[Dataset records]
-*-*-
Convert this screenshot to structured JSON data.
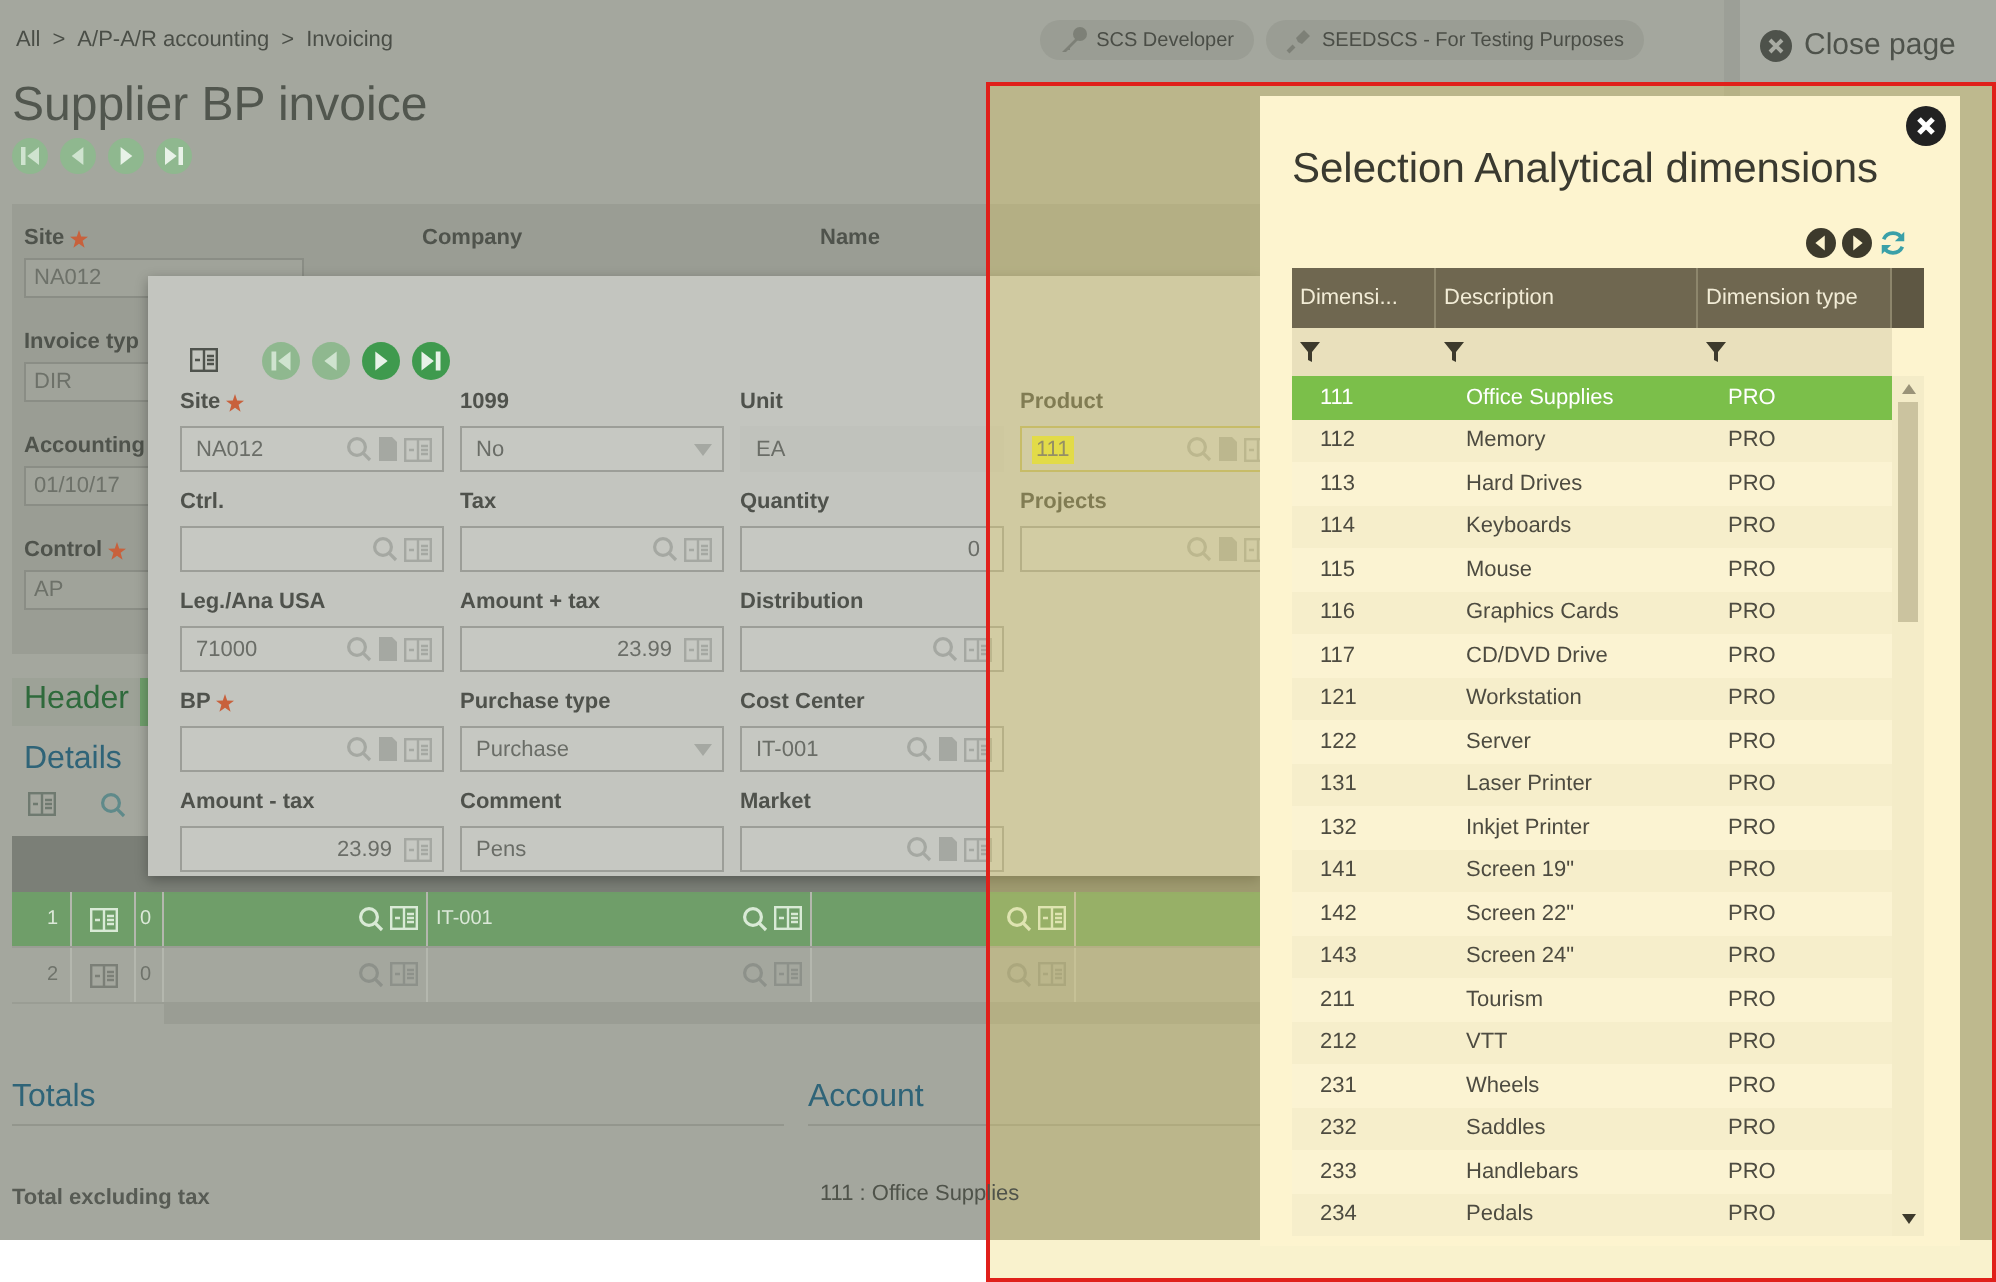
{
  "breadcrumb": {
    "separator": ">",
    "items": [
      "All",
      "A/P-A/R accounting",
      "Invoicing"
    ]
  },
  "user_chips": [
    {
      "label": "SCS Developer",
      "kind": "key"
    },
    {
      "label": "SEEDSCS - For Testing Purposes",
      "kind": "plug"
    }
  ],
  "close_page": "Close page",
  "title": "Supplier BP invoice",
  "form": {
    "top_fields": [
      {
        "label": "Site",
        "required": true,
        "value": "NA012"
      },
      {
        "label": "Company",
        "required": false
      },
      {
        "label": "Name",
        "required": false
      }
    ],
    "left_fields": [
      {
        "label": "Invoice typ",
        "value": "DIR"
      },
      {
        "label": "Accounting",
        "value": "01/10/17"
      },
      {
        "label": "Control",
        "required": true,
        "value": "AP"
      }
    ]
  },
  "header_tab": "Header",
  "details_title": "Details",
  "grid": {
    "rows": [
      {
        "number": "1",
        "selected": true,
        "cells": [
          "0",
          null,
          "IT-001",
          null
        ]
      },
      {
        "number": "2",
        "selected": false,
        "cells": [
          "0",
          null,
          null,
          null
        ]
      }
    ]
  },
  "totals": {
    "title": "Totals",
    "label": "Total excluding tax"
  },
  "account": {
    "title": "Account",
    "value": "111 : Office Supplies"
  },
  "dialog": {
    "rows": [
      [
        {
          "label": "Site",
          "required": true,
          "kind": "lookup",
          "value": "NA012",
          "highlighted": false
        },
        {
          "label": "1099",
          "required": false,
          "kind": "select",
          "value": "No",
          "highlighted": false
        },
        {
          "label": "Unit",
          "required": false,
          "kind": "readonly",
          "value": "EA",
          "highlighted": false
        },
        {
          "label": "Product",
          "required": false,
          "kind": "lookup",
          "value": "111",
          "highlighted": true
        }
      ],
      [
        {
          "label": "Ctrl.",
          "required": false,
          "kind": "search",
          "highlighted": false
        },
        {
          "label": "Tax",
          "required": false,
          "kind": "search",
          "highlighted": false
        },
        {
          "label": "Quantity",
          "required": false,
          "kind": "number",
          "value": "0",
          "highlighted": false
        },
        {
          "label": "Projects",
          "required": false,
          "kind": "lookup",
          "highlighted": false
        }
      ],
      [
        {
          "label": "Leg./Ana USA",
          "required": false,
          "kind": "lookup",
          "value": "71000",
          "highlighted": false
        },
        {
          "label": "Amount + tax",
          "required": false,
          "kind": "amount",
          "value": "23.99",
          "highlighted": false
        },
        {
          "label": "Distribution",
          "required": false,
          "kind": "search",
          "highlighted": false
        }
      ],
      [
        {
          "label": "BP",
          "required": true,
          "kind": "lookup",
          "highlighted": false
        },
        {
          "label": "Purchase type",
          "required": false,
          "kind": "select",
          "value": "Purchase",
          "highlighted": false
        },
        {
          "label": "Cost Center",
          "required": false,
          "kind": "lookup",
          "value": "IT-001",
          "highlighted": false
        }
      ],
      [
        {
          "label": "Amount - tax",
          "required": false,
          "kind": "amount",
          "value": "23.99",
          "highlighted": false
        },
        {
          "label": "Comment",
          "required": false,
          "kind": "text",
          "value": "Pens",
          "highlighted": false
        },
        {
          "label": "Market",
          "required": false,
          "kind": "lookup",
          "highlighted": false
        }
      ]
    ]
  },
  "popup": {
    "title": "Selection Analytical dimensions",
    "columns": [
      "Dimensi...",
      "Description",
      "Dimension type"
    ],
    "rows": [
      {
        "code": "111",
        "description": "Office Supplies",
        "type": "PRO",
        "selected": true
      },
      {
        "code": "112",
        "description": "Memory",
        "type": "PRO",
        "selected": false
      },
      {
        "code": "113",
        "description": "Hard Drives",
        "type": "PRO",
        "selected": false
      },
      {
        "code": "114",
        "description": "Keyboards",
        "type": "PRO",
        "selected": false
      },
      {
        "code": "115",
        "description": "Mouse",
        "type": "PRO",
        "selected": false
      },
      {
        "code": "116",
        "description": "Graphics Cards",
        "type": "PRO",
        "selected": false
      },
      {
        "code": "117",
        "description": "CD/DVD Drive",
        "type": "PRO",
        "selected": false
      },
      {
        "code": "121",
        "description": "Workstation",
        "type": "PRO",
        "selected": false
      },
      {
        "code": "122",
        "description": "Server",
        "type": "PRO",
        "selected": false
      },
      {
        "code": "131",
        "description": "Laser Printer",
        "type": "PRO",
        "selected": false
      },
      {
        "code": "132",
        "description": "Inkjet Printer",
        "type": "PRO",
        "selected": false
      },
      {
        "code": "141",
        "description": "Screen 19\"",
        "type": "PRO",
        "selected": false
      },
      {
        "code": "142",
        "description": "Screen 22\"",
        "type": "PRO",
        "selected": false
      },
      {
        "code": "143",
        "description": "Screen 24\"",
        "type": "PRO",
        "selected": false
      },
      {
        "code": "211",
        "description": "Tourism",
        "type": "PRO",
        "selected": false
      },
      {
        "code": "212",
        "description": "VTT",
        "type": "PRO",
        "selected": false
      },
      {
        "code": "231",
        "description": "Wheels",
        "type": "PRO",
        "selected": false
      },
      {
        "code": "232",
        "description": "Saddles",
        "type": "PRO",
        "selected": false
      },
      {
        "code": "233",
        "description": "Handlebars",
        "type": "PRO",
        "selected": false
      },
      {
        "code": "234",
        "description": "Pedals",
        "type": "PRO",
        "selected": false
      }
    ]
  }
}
-*-*-
[Required work]
Quote each line of the listing exactly, but leave the pictures out.

[Answer to the task]
Convert this screenshot to structured JSON data.
{
  "breadcrumb": {
    "separator": ">",
    "items": [
      "All",
      "A/P-A/R accounting",
      "Invoicing"
    ]
  },
  "user_chips": [
    {
      "label": "SCS Developer",
      "kind": "key"
    },
    {
      "label": "SEEDSCS - For Testing Purposes",
      "kind": "plug"
    }
  ],
  "close_page": "Close page",
  "title": "Supplier BP invoice",
  "form": {
    "top_fields": [
      {
        "label": "Site",
        "required": true,
        "value": "NA012"
      },
      {
        "label": "Company",
        "required": false
      },
      {
        "label": "Name",
        "required": false
      }
    ],
    "left_fields": [
      {
        "label": "Invoice typ",
        "value": "DIR"
      },
      {
        "label": "Accounting",
        "value": "01/10/17"
      },
      {
        "label": "Control",
        "required": true,
        "value": "AP"
      }
    ]
  },
  "header_tab": "Header",
  "details_title": "Details",
  "grid": {
    "rows": [
      {
        "number": "1",
        "selected": true,
        "cells": [
          "0",
          null,
          "IT-001",
          null
        ]
      },
      {
        "number": "2",
        "selected": false,
        "cells": [
          "0",
          null,
          null,
          null
        ]
      }
    ]
  },
  "totals": {
    "title": "Totals",
    "label": "Total excluding tax"
  },
  "account": {
    "title": "Account",
    "value": "111 : Office Supplies"
  },
  "dialog": {
    "rows": [
      [
        {
          "label": "Site",
          "required": true,
          "kind": "lookup",
          "value": "NA012",
          "highlighted": false
        },
        {
          "label": "1099",
          "required": false,
          "kind": "select",
          "value": "No",
          "highlighted": false
        },
        {
          "label": "Unit",
          "required": false,
          "kind": "readonly",
          "value": "EA",
          "highlighted": false
        },
        {
          "label": "Product",
          "required": false,
          "kind": "lookup",
          "value": "111",
          "highlighted": true
        }
      ],
      [
        {
          "label": "Ctrl.",
          "required": false,
          "kind": "search",
          "highlighted": false
        },
        {
          "label": "Tax",
          "required": false,
          "kind": "search",
          "highlighted": false
        },
        {
          "label": "Quantity",
          "required": false,
          "kind": "number",
          "value": "0",
          "highlighted": false
        },
        {
          "label": "Projects",
          "required": false,
          "kind": "lookup",
          "highlighted": false
        }
      ],
      [
        {
          "label": "Leg./Ana USA",
          "required": false,
          "kind": "lookup",
          "value": "71000",
          "highlighted": false
        },
        {
          "label": "Amount + tax",
          "required": false,
          "kind": "amount",
          "value": "23.99",
          "highlighted": false
        },
        {
          "label": "Distribution",
          "required": false,
          "kind": "search",
          "highlighted": false
        }
      ],
      [
        {
          "label": "BP",
          "required": true,
          "kind": "lookup",
          "highlighted": false
        },
        {
          "label": "Purchase type",
          "required": false,
          "kind": "select",
          "value": "Purchase",
          "highlighted": false
        },
        {
          "label": "Cost Center",
          "required": false,
          "kind": "lookup",
          "value": "IT-001",
          "highlighted": false
        }
      ],
      [
        {
          "label": "Amount - tax",
          "required": false,
          "kind": "amount",
          "value": "23.99",
          "highlighted": false
        },
        {
          "label": "Comment",
          "required": false,
          "kind": "text",
          "value": "Pens",
          "highlighted": false
        },
        {
          "label": "Market",
          "required": false,
          "kind": "lookup",
          "highlighted": false
        }
      ]
    ]
  },
  "popup": {
    "title": "Selection Analytical dimensions",
    "columns": [
      "Dimensi...",
      "Description",
      "Dimension type"
    ],
    "rows": [
      {
        "code": "111",
        "description": "Office Supplies",
        "type": "PRO",
        "selected": true
      },
      {
        "code": "112",
        "description": "Memory",
        "type": "PRO",
        "selected": false
      },
      {
        "code": "113",
        "description": "Hard Drives",
        "type": "PRO",
        "selected": false
      },
      {
        "code": "114",
        "description": "Keyboards",
        "type": "PRO",
        "selected": false
      },
      {
        "code": "115",
        "description": "Mouse",
        "type": "PRO",
        "selected": false
      },
      {
        "code": "116",
        "description": "Graphics Cards",
        "type": "PRO",
        "selected": false
      },
      {
        "code": "117",
        "description": "CD/DVD Drive",
        "type": "PRO",
        "selected": false
      },
      {
        "code": "121",
        "description": "Workstation",
        "type": "PRO",
        "selected": false
      },
      {
        "code": "122",
        "description": "Server",
        "type": "PRO",
        "selected": false
      },
      {
        "code": "131",
        "description": "Laser Printer",
        "type": "PRO",
        "selected": false
      },
      {
        "code": "132",
        "description": "Inkjet Printer",
        "type": "PRO",
        "selected": false
      },
      {
        "code": "141",
        "description": "Screen 19\"",
        "type": "PRO",
        "selected": false
      },
      {
        "code": "142",
        "description": "Screen 22\"",
        "type": "PRO",
        "selected": false
      },
      {
        "code": "143",
        "description": "Screen 24\"",
        "type": "PRO",
        "selected": false
      },
      {
        "code": "211",
        "description": "Tourism",
        "type": "PRO",
        "selected": false
      },
      {
        "code": "212",
        "description": "VTT",
        "type": "PRO",
        "selected": false
      },
      {
        "code": "231",
        "description": "Wheels",
        "type": "PRO",
        "selected": false
      },
      {
        "code": "232",
        "description": "Saddles",
        "type": "PRO",
        "selected": false
      },
      {
        "code": "233",
        "description": "Handlebars",
        "type": "PRO",
        "selected": false
      },
      {
        "code": "234",
        "description": "Pedals",
        "type": "PRO",
        "selected": false
      }
    ]
  }
}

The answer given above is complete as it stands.